_GIVEN PROBLEM_
Take the records underneath and set them down exactly.

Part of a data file
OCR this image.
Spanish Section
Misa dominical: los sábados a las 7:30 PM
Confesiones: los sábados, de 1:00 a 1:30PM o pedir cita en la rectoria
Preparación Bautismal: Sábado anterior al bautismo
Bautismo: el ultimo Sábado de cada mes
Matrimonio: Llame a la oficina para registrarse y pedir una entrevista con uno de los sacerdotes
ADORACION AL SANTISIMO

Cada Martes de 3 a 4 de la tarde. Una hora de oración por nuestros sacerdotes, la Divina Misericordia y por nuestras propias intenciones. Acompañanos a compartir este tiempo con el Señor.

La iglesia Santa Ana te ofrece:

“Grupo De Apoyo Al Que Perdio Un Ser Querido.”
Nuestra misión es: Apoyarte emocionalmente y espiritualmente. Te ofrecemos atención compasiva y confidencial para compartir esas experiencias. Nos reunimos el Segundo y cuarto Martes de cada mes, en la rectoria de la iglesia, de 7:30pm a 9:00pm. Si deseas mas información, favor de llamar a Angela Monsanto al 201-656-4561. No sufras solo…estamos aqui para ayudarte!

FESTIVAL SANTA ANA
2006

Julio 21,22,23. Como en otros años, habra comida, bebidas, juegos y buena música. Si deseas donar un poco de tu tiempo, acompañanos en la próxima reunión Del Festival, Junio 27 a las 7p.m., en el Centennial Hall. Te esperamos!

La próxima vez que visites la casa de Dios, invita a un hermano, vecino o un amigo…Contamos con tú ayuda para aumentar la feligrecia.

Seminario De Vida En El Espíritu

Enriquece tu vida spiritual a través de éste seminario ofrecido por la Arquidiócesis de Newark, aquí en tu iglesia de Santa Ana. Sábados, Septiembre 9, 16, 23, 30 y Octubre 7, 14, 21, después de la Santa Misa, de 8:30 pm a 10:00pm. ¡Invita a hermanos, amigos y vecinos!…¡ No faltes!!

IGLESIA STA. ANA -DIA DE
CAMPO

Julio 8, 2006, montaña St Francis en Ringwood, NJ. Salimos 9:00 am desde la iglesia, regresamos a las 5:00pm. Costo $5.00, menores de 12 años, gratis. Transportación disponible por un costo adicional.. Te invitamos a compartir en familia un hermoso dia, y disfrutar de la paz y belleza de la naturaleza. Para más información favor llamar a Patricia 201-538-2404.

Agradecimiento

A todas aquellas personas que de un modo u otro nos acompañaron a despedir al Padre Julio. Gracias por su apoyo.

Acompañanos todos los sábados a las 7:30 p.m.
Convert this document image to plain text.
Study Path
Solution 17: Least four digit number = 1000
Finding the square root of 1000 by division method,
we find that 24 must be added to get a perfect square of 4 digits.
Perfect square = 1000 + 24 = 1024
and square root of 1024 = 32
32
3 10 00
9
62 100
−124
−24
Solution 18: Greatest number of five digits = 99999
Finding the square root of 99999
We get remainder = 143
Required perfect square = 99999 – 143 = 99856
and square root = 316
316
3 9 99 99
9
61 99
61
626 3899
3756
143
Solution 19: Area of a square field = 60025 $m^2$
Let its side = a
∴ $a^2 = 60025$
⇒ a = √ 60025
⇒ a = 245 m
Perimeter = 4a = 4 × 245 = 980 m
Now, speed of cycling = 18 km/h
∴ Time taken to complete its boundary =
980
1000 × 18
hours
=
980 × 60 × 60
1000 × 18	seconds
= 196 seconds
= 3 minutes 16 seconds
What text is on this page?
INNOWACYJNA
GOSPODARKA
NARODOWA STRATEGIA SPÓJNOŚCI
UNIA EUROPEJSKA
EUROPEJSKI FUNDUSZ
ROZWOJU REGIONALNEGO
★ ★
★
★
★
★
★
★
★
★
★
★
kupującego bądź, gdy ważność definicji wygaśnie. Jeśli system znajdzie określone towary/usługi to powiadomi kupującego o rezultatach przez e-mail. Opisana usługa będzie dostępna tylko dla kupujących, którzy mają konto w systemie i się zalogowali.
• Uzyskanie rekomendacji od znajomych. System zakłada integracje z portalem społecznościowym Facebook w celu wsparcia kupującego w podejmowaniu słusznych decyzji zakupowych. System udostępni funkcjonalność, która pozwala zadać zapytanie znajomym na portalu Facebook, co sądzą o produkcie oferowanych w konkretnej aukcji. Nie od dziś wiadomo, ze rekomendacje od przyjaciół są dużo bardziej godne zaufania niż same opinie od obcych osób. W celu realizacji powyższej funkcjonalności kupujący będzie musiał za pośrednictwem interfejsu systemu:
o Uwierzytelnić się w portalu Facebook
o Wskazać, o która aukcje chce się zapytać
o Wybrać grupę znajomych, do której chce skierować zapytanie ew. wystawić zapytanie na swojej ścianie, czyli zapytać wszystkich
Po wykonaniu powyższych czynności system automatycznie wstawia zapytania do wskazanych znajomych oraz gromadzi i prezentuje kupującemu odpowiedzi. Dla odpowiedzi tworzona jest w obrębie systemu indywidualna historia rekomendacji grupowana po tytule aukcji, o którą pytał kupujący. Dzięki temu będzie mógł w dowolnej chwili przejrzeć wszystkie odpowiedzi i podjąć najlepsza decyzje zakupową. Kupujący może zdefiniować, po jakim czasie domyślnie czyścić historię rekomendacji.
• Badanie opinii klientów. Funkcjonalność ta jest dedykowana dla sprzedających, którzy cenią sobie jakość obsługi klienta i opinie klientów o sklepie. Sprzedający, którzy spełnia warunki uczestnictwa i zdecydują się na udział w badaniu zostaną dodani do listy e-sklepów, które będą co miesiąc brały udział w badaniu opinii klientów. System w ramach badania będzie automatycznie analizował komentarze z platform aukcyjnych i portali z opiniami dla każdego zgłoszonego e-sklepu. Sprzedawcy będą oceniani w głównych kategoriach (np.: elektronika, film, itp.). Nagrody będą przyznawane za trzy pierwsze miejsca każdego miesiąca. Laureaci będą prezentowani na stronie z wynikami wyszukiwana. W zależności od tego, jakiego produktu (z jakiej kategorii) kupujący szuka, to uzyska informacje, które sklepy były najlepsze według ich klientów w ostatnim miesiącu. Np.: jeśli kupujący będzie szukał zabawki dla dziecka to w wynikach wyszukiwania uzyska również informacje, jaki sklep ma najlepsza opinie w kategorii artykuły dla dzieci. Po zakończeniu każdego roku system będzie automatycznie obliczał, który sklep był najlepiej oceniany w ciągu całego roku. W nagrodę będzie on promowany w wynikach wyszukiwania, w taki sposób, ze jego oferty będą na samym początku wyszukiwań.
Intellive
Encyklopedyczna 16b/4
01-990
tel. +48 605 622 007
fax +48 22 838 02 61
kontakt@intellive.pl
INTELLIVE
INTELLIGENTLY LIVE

_THE REPLY_
OCR this image.
Spanish Section
Misa dominical: los sábados a las 7:30 PM
Confesiones: los sábados, de 1:00 a 1:30PM o pedir cita en la rectoria
Preparación Bautismal: Sábado anterior al bautismo
Bautismo: el ultimo Sábado de cada mes
Matrimonio: Llame a la oficina para registrarse y pedir una entrevista con uno de los sacerdotes
ADORACION AL SANTISIMO

Cada Martes de 3 a 4 de la tarde. Una hora de oración por nuestros sacerdotes, la Divina Misericordia y por nuestras propias intenciones. Acompañanos a compartir este tiempo con el Señor.

La iglesia Santa Ana te ofrece:

“Grupo De Apoyo Al Que Perdio Un Ser Querido.”
Nuestra misión es: Apoyarte emocionalmente y espiritualmente. Te ofrecemos atención compasiva y confidencial para compartir esas experiencias. Nos reunimos el Segundo y cuarto Martes de cada mes, en la rectoria de la iglesia, de 7:30pm a 9:00pm. Si deseas mas información, favor de llamar a Angela Monsanto al 201-656-4561. No sufras solo…estamos aqui para ayudarte!

FESTIVAL SANTA ANA
2006

Julio 21,22,23. Como en otros años, habra comida, bebidas, juegos y buena música. Si deseas donar un poco de tu tiempo, acompañanos en la próxima reunión Del Festival, Junio 27 a las 7p.m., en el Centennial Hall. Te esperamos!

La próxima vez que visites la casa de Dios, invita a un hermano, vecino o un amigo…Contamos con tú ayuda para aumentar la feligrecia.

Seminario De Vida En El Espíritu

Enriquece tu vida spiritual a través de éste seminario ofrecido por la Arquidiócesis de Newark, aquí en tu iglesia de Santa Ana. Sábados, Septiembre 9, 16, 23, 30 y Octubre 7, 14, 21, después de la Santa Misa, de 8:30 pm a 10:00pm. ¡Invita a hermanos, amigos y vecinos!…¡ No faltes!!

IGLESIA STA. ANA -DIA DE
CAMPO

Julio 8, 2006, montaña St Francis en Ringwood, NJ. Salimos 9:00 am desde la iglesia, regresamos a las 5:00pm. Costo $5.00, menores de 12 años, gratis. Transportación disponible por un costo adicional.. Te invitamos a compartir en familia un hermoso dia, y disfrutar de la paz y belleza de la naturaleza. Para más información favor llamar a Patricia 201-538-2404.

Agradecimiento

A todas aquellas personas que de un modo u otro nos acompañaron a despedir al Padre Julio. Gracias por su apoyo.

Acompañanos todos los sábados a las 7:30 p.m.
Convert this document image to plain text.
Study Path
Solution 17: Least four digit number = 1000
Finding the square root of 1000 by division method,
we find that 24 must be added to get a perfect square of 4 digits.
Perfect square = 1000 + 24 = 1024
and square root of 1024 = 32
32
3 10 00
9
62 100
−124
−24
Solution 18: Greatest number of five digits = 99999
Finding the square root of 99999
We get remainder = 143
Required perfect square = 99999 – 143 = 99856
and square root = 316
316
3 9 99 99
9
61 99
61
626 3899
3756
143
Solution 19: Area of a square field = 60025 $m^2$
Let its side = a
∴ $a^2 = 60025$
⇒ a = √ 60025
⇒ a = 245 m
Perimeter = 4a = 4 × 245 = 980 m
Now, speed of cycling = 18 km/h
∴ Time taken to complete its boundary =
980
1000 × 18
hours
=
980 × 60 × 60
1000 × 18	seconds
= 196 seconds
= 3 minutes 16 seconds
What text is on this page?
INNOWACYJNA
GOSPODARKA
NARODOWA STRATEGIA SPÓJNOŚCI
UNIA EUROPEJSKA
EUROPEJSKI FUNDUSZ
ROZWOJU REGIONALNEGO
★ ★
★
★
★
★
★
★
★
★
★
★
kupującego bądź, gdy ważność definicji wygaśnie. Jeśli system znajdzie określone towary/usługi to powiadomi kupującego o rezultatach przez e-mail. Opisana usługa będzie dostępna tylko dla kupujących, którzy mają konto w systemie i się zalogowali.
• Uzyskanie rekomendacji od znajomych. System zakłada integracje z portalem społecznościowym Facebook w celu wsparcia kupującego w podejmowaniu słusznych decyzji zakupowych. System udostępni funkcjonalność, która pozwala zadać zapytanie znajomym na portalu Facebook, co sądzą o produkcie oferowanych w konkretnej aukcji. Nie od dziś wiadomo, ze rekomendacje od przyjaciół są dużo bardziej godne zaufania niż same opinie od obcych osób. W celu realizacji powyższej funkcjonalności kupujący będzie musiał za pośrednictwem interfejsu systemu:
o Uwierzytelnić się w portalu Facebook
o Wskazać, o która aukcje chce się zapytać
o Wybrać grupę znajomych, do której chce skierować zapytanie ew. wystawić zapytanie na swojej ścianie, czyli zapytać wszystkich
Po wykonaniu powyższych czynności system automatycznie wstawia zapytania do wskazanych znajomych oraz gromadzi i prezentuje kupującemu odpowiedzi. Dla odpowiedzi tworzona jest w obrębie systemu indywidualna historia rekomendacji grupowana po tytule aukcji, o którą pytał kupujący. Dzięki temu będzie mógł w dowolnej chwili przejrzeć wszystkie odpowiedzi i podjąć najlepsza decyzje zakupową. Kupujący może zdefiniować, po jakim czasie domyślnie czyścić historię rekomendacji.
• Badanie opinii klientów. Funkcjonalność ta jest dedykowana dla sprzedających, którzy cenią sobie jakość obsługi klienta i opinie klientów o sklepie. Sprzedający, którzy spełnia warunki uczestnictwa i zdecydują się na udział w badaniu zostaną dodani do listy e-sklepów, które będą co miesiąc brały udział w badaniu opinii klientów. System w ramach badania będzie automatycznie analizował komentarze z platform aukcyjnych i portali z opiniami dla każdego zgłoszonego e-sklepu. Sprzedawcy będą oceniani w głównych kategoriach (np.: elektronika, film, itp.). Nagrody będą przyznawane za trzy pierwsze miejsca każdego miesiąca. Laureaci będą prezentowani na stronie z wynikami wyszukiwana. W zależności od tego, jakiego produktu (z jakiej kategorii) kupujący szuka, to uzyska informacje, które sklepy były najlepsze według ich klientów w ostatnim miesiącu. Np.: jeśli kupujący będzie szukał zabawki dla dziecka to w wynikach wyszukiwania uzyska również informacje, jaki sklep ma najlepsza opinie w kategorii artykuły dla dzieci. Po zakończeniu każdego roku system będzie automatycznie obliczał, który sklep był najlepiej oceniany w ciągu całego roku. W nagrodę będzie on promowany w wynikach wyszukiwania, w taki sposób, ze jego oferty będą na samym początku wyszukiwań.
Intellive
Encyklopedyczna 16b/4
01-990
tel. +48 605 622 007
fax +48 22 838 02 61
kontakt@intellive.pl
INTELLIVE
INTELLIGENTLY LIVE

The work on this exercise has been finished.